■ What is being asked ■
Only the number is wanted: count the lines in the data with "needs" in them.

++++ Exercise materials ++++

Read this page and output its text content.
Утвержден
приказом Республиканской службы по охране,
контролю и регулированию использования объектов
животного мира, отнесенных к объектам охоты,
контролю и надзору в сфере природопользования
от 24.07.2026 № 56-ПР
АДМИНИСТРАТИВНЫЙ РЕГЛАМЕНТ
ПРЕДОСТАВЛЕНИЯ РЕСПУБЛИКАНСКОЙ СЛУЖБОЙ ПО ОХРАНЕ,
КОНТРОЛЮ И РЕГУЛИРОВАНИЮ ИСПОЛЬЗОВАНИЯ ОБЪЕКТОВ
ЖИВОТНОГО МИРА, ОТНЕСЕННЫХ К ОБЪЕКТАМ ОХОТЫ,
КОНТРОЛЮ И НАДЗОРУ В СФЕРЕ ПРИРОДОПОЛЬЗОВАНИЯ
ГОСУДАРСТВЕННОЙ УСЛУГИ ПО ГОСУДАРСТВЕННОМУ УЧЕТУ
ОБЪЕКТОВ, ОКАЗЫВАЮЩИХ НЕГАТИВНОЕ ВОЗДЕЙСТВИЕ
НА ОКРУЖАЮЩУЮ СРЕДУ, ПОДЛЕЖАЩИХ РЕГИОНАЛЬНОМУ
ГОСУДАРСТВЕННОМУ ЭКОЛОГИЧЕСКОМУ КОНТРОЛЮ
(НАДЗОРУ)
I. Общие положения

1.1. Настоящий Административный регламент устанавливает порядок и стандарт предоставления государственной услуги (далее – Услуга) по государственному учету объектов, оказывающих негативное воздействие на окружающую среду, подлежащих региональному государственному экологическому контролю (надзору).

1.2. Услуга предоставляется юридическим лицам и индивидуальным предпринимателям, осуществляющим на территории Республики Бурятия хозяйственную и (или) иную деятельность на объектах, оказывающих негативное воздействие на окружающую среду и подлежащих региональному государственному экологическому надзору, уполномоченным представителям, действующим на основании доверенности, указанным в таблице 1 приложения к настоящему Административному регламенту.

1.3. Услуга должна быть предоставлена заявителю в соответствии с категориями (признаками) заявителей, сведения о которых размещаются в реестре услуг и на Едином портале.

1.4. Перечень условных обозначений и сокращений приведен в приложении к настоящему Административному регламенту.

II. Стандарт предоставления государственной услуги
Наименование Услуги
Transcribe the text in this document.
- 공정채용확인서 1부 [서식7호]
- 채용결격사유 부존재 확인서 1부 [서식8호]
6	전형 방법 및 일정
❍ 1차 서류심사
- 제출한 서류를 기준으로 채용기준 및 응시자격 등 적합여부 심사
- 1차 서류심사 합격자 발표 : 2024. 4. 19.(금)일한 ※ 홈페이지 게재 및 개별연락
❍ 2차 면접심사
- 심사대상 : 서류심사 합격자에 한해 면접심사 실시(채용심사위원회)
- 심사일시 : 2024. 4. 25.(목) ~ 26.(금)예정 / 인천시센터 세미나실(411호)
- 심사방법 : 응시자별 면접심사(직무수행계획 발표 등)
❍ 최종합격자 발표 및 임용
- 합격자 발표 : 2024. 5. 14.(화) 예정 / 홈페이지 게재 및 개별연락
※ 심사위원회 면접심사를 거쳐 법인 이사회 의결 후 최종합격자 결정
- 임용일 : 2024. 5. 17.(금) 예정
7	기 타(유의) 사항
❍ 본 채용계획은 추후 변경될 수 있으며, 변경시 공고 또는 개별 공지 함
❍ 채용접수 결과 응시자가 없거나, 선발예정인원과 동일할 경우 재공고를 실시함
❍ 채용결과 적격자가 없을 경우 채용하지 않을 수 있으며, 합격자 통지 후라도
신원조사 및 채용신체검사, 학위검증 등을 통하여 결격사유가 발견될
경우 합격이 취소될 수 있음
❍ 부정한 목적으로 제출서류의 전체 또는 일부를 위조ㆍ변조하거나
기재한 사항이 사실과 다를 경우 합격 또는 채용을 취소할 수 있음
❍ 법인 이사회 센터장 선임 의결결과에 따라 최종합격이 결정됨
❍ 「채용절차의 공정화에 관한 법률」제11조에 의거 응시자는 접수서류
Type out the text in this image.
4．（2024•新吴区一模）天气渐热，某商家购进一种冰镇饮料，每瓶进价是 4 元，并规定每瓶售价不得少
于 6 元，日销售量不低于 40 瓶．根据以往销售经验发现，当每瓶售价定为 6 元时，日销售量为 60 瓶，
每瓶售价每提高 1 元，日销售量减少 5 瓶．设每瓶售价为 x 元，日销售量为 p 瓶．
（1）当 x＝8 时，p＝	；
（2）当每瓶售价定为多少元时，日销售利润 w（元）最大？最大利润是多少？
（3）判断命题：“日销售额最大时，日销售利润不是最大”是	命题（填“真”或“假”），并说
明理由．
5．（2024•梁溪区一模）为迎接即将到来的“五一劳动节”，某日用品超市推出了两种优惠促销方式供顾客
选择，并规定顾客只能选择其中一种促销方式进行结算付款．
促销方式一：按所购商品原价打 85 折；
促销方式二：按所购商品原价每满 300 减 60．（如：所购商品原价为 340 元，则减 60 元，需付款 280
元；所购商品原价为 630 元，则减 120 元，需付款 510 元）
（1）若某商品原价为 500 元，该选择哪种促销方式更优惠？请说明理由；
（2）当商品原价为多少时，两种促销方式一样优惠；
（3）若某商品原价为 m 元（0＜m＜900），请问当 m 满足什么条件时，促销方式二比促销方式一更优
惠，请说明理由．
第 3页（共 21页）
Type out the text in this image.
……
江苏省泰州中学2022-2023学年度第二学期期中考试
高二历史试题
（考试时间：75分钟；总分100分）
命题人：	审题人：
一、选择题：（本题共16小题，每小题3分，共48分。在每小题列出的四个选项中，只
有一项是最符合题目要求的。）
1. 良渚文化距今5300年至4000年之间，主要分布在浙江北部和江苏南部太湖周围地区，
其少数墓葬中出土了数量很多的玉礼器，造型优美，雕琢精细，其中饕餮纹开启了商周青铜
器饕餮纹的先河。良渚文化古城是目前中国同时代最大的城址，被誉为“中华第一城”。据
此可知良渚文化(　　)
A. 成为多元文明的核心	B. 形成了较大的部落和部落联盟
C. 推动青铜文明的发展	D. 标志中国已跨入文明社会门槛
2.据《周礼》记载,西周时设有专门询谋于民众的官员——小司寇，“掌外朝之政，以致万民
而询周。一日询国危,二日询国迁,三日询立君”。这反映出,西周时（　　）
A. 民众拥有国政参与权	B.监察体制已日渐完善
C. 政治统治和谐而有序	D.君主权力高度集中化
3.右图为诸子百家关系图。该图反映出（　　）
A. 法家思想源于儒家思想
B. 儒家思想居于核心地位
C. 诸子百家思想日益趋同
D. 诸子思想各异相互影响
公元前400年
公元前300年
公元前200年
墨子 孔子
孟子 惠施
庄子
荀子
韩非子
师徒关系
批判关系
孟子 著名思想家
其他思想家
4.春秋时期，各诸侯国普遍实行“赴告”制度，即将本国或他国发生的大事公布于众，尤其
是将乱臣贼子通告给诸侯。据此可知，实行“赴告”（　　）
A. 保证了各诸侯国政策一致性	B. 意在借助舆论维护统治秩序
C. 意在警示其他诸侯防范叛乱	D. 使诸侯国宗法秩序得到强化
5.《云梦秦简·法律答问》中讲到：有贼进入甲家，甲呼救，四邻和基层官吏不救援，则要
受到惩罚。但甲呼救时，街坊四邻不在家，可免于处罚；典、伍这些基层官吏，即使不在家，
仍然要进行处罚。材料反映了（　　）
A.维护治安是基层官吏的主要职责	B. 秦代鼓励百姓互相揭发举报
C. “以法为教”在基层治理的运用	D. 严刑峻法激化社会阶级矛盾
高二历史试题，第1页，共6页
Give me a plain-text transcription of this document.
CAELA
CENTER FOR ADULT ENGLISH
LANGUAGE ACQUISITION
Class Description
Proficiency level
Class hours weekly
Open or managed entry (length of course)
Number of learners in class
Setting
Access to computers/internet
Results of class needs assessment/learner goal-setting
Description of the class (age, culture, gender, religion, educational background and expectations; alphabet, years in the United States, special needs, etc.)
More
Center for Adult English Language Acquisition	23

++++

■ Correct answer ■
2